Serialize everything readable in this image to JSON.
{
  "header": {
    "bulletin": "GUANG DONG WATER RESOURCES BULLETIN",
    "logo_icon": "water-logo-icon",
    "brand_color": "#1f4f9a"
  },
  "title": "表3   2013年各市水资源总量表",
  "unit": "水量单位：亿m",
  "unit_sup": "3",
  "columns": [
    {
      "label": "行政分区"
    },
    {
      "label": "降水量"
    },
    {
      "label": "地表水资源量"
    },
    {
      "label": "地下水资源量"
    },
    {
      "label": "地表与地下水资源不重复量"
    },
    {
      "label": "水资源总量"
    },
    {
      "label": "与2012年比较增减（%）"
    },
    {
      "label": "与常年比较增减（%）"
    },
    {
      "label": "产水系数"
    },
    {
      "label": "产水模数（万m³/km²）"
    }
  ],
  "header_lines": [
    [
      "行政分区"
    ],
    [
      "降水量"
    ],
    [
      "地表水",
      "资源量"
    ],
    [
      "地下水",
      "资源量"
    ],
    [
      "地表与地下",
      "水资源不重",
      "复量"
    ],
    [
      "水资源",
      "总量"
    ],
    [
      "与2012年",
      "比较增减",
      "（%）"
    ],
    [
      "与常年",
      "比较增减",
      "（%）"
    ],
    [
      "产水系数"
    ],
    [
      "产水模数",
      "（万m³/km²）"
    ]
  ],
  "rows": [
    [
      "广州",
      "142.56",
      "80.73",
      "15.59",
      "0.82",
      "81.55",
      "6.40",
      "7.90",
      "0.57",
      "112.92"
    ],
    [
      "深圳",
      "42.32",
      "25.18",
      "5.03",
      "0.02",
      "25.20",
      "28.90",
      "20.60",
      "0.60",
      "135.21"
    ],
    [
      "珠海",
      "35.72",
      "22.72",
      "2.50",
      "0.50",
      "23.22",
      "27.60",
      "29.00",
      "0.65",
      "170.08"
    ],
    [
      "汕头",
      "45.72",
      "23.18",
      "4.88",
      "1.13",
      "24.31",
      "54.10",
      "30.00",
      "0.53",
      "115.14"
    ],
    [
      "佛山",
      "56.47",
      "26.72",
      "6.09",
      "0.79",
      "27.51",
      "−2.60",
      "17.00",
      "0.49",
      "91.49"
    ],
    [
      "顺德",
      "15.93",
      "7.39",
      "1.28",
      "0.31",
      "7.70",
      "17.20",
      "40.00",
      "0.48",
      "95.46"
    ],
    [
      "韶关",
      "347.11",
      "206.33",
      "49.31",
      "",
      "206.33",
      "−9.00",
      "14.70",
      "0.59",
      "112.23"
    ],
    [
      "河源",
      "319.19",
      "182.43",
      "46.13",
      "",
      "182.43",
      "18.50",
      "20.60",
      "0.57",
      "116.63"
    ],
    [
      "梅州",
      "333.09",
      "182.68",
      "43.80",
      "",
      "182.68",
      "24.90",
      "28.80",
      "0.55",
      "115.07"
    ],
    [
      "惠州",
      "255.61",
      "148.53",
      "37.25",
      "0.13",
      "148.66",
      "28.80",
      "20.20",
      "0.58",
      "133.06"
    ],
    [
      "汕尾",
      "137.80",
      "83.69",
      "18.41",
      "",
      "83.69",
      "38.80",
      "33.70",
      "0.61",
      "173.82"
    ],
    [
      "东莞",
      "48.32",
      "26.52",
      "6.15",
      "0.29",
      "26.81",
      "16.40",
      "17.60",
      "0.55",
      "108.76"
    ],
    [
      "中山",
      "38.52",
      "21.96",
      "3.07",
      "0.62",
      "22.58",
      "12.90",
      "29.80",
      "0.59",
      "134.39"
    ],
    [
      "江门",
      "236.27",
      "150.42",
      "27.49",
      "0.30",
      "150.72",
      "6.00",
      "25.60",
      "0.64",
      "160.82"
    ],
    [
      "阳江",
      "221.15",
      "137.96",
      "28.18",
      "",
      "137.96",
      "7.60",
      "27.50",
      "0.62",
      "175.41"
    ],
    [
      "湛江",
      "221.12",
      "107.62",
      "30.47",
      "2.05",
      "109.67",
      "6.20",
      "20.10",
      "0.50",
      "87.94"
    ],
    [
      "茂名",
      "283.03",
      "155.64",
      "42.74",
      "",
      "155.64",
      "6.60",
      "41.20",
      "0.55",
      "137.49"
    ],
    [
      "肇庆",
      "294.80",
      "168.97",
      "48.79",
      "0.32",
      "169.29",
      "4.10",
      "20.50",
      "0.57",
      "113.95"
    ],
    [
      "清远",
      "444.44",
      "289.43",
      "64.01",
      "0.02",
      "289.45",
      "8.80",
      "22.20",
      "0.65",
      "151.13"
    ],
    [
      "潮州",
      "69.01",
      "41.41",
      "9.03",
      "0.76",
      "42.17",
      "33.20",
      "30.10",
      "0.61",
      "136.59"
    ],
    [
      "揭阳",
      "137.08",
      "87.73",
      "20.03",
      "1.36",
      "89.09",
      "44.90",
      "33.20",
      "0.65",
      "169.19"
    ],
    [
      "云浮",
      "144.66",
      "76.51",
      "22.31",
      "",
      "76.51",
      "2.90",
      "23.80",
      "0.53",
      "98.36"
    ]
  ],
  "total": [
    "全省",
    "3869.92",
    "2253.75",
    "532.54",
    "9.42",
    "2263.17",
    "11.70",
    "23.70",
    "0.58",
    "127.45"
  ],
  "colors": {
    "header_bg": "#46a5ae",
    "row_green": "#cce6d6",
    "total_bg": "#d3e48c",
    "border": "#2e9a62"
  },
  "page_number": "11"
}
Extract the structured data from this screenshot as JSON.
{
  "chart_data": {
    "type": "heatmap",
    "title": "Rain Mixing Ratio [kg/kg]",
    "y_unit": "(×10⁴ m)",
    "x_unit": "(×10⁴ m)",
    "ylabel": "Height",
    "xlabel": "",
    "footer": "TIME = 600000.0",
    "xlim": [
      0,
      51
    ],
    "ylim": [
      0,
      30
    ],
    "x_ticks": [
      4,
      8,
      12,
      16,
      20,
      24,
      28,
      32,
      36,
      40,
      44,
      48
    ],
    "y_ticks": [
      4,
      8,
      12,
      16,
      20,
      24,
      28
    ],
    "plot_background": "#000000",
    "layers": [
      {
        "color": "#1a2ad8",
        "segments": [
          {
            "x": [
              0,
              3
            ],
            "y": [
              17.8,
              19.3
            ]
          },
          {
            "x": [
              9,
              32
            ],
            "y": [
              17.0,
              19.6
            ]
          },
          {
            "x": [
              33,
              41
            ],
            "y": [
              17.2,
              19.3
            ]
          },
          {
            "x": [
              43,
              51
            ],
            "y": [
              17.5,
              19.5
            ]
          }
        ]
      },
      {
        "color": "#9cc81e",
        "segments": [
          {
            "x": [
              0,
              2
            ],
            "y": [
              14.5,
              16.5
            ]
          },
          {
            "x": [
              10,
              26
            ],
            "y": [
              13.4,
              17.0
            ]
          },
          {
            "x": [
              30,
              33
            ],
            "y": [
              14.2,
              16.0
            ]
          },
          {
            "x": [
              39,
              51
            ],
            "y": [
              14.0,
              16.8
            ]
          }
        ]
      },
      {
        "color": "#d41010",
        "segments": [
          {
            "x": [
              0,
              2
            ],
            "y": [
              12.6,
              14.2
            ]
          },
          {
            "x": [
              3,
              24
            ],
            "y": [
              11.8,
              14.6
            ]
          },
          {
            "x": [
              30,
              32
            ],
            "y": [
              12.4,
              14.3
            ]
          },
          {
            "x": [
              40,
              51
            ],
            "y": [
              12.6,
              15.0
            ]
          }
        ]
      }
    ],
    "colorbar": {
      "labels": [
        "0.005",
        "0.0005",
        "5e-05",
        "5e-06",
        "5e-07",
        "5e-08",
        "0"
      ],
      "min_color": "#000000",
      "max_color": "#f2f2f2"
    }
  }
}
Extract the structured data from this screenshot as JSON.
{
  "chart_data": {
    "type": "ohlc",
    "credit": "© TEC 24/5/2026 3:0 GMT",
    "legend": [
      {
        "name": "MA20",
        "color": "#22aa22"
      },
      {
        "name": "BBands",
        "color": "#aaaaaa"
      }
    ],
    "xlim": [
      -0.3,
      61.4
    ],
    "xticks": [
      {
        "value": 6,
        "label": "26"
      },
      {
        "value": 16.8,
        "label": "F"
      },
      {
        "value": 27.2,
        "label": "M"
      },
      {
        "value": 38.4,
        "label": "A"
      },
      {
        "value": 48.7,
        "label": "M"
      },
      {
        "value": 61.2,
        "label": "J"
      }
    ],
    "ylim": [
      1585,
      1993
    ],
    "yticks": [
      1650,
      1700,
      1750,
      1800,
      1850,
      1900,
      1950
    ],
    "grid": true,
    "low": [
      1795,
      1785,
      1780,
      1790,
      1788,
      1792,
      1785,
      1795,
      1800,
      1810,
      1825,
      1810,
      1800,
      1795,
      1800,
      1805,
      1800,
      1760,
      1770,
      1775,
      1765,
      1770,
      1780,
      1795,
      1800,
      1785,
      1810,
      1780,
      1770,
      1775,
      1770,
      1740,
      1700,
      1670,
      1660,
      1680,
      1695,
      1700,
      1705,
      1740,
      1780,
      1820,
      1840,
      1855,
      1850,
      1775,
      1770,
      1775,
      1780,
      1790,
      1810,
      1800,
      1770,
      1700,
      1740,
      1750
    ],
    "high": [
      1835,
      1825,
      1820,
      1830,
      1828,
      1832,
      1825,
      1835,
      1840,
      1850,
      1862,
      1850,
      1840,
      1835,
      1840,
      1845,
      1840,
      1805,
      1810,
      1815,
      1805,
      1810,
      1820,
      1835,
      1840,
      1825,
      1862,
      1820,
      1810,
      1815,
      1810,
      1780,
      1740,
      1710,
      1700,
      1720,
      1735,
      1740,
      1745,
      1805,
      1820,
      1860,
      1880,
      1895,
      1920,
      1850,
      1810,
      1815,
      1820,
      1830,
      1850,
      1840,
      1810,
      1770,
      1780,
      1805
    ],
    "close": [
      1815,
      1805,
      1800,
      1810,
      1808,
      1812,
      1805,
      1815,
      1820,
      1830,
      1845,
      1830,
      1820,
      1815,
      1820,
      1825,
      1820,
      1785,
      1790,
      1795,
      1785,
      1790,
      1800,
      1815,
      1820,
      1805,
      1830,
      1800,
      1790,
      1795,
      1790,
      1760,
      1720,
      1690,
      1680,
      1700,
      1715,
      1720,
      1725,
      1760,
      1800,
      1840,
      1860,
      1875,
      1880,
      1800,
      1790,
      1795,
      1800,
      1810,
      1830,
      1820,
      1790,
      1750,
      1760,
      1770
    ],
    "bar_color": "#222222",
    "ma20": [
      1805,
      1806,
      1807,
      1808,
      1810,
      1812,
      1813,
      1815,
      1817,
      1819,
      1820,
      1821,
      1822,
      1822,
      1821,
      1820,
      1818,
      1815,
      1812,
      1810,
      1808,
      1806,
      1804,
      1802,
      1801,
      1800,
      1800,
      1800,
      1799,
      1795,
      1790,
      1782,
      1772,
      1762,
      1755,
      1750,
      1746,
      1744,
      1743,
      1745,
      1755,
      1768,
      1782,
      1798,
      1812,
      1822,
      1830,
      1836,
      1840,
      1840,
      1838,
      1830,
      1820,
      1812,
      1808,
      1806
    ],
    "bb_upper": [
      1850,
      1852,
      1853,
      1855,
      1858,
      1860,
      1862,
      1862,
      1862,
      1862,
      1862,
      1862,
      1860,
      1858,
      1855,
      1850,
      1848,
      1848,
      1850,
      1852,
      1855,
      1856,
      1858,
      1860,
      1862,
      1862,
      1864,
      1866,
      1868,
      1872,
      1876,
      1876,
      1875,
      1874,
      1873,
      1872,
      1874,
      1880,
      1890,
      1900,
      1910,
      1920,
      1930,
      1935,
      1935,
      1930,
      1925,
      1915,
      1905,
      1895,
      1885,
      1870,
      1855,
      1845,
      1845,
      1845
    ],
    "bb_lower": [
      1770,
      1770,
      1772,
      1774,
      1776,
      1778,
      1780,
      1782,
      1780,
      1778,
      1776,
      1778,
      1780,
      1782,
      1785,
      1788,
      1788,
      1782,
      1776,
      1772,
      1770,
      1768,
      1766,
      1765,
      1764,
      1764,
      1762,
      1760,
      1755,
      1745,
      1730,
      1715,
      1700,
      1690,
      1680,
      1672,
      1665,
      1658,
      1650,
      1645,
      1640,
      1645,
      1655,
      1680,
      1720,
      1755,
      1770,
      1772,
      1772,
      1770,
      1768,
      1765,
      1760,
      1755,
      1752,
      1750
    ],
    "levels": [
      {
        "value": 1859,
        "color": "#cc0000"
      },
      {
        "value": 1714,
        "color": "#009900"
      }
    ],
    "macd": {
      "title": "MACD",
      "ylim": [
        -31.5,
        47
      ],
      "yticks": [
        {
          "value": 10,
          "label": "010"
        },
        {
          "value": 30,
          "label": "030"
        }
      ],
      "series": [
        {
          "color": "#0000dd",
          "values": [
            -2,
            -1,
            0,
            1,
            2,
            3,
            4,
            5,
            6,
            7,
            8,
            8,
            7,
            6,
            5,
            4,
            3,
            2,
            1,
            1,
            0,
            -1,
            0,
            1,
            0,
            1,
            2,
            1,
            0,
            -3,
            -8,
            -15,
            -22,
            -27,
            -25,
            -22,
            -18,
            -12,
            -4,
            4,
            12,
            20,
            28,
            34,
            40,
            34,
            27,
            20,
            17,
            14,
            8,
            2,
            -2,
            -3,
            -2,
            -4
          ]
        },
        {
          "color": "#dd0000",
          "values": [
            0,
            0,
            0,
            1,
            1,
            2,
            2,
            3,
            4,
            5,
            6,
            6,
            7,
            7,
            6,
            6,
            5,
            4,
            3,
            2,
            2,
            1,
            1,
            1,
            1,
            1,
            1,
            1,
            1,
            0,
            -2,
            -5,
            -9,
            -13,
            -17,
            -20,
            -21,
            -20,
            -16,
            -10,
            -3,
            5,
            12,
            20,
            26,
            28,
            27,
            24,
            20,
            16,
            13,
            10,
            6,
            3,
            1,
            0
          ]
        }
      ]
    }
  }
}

Requirements
Tally up the lines of the listing containing the word "title". Give only the total.

Expected answer
3